TASK TO CARRY OUT –
Filter the records below for the word "decreases". Copy each line that holds it.

RAW RECORDS –
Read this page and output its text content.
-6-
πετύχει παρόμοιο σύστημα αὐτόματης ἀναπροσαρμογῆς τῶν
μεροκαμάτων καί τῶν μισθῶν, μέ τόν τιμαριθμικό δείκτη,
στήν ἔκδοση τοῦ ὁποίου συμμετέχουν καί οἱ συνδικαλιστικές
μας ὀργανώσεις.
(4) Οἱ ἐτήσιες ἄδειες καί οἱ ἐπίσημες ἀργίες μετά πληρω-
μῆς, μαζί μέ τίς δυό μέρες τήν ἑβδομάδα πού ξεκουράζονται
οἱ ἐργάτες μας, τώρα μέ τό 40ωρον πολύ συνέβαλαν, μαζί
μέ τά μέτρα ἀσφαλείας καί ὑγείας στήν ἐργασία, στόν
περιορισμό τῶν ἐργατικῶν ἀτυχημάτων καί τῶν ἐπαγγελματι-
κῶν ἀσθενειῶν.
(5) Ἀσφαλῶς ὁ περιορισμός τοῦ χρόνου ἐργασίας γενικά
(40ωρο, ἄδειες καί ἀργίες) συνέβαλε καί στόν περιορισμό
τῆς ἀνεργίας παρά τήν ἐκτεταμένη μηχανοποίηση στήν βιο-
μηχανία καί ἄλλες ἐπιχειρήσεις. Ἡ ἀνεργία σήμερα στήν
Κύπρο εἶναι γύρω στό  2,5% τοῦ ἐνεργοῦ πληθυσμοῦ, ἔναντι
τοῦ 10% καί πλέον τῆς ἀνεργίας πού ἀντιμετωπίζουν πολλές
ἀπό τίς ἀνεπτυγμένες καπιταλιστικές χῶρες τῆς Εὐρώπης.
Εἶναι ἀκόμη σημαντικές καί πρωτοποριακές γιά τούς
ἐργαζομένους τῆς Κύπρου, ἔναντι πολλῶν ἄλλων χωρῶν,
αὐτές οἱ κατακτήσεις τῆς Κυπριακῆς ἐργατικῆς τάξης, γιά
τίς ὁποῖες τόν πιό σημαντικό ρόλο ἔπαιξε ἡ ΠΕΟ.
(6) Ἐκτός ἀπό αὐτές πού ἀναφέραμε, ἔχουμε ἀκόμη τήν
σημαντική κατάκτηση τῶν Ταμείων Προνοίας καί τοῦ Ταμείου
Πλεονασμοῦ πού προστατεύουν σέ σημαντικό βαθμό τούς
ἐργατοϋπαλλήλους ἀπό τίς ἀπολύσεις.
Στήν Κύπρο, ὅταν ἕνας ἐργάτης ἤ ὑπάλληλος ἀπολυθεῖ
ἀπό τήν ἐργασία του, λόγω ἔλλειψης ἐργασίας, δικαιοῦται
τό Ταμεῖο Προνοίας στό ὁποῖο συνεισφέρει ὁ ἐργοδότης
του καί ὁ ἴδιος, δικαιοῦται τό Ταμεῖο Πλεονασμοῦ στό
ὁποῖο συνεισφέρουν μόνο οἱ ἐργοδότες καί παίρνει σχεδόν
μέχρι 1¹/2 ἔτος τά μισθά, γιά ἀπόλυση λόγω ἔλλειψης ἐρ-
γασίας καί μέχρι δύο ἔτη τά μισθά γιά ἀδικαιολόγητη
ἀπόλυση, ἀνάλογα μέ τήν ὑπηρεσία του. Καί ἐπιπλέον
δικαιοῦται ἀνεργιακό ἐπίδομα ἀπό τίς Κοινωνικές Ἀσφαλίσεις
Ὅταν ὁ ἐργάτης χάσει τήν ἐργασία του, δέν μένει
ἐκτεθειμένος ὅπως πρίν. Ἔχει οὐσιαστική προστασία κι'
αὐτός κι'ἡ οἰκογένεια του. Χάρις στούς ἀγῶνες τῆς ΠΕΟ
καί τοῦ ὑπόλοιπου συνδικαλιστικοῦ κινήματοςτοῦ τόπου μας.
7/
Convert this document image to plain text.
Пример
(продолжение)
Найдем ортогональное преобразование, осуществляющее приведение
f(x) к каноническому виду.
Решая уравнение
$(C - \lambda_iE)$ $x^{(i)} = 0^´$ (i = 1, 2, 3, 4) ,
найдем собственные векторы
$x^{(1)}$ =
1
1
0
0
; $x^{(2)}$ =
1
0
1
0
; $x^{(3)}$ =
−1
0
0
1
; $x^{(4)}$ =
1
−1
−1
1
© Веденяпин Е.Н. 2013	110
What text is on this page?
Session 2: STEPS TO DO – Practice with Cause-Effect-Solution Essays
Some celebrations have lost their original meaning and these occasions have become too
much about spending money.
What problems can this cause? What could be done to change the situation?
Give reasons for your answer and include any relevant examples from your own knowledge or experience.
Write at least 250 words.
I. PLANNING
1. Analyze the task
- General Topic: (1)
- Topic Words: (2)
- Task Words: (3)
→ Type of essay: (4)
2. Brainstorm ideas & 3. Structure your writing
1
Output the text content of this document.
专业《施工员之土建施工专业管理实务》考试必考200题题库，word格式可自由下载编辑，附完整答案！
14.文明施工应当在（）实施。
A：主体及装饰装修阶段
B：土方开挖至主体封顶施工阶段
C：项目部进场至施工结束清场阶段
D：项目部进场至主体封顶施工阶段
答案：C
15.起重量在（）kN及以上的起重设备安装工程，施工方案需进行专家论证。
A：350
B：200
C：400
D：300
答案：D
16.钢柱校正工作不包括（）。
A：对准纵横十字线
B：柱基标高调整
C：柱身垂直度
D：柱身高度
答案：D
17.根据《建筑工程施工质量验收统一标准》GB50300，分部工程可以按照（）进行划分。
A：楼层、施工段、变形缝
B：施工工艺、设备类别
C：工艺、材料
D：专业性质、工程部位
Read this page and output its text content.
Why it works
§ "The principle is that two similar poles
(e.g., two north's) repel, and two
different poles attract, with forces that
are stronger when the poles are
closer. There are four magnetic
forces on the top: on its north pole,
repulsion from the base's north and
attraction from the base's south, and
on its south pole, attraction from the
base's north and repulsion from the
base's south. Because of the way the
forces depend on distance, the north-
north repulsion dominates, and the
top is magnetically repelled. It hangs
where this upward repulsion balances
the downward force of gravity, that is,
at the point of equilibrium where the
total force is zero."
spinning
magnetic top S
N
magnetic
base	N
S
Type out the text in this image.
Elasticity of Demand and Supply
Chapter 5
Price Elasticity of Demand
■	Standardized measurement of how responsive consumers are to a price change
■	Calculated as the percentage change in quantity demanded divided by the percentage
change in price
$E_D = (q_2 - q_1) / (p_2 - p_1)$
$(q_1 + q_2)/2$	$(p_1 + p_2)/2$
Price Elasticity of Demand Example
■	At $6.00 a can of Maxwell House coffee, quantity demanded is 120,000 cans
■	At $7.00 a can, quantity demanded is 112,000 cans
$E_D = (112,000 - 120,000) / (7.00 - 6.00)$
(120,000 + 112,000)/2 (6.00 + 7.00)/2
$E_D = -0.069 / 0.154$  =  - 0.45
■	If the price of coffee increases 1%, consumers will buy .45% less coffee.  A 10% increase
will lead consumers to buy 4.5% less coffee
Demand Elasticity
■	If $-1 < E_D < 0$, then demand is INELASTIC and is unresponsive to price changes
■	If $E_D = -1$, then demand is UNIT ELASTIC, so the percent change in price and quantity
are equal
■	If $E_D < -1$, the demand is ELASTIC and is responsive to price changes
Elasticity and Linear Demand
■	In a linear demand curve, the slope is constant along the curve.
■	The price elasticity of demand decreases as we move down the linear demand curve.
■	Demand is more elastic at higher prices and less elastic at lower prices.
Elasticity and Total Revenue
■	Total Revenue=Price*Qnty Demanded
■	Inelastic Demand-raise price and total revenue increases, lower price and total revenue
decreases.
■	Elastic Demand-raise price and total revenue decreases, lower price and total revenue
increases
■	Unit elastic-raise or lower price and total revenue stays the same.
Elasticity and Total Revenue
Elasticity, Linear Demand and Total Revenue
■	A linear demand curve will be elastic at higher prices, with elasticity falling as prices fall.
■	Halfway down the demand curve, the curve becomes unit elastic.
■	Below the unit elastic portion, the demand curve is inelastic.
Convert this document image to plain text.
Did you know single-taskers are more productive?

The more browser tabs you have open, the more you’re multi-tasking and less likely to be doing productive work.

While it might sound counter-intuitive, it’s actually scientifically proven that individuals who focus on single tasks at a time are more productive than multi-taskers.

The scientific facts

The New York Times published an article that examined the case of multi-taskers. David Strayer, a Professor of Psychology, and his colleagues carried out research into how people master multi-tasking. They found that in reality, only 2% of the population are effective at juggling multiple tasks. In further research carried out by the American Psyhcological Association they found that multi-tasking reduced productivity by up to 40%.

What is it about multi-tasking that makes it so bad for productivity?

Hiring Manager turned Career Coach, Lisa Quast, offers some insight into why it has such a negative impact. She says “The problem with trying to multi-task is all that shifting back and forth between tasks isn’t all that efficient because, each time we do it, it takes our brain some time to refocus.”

EXERCISE ANSWER –
■	The price elasticity of demand decreases as we move down the linear demand curve.
decreases.
■	Elastic Demand-raise price and total revenue decreases, lower price and total revenue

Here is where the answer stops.